▶ Do this: Extract all lines containing "ſuivre".

++++ Data in this exercise ++++

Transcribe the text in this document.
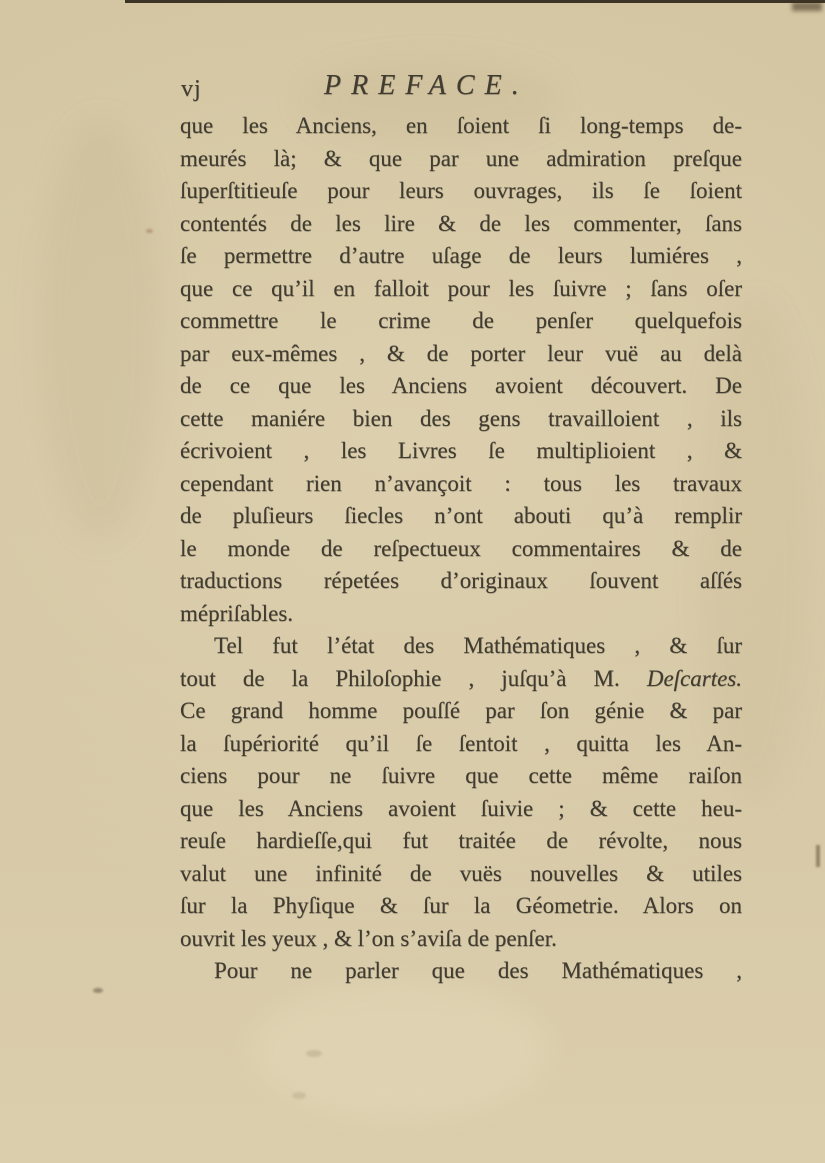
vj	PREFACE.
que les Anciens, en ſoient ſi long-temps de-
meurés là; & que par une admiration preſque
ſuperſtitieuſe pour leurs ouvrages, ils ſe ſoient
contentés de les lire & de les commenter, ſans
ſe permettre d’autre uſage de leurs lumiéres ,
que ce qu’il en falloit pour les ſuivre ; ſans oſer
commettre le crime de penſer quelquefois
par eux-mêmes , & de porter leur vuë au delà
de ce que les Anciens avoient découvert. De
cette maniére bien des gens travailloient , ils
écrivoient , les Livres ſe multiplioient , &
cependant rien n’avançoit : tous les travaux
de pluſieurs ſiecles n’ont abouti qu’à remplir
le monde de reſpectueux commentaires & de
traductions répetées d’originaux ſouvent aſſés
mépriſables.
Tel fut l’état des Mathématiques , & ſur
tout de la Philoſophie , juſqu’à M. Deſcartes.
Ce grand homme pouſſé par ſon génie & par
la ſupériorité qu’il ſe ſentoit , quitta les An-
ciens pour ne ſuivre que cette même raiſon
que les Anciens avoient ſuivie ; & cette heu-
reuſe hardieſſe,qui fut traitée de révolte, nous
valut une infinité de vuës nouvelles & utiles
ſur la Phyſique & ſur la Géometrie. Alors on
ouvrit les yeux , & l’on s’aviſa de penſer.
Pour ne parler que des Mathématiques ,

++++

▶ The result:
que ce qu’il en falloit pour les ſuivre ; ſans oſer
ciens pour ne ſuivre que cette même raiſon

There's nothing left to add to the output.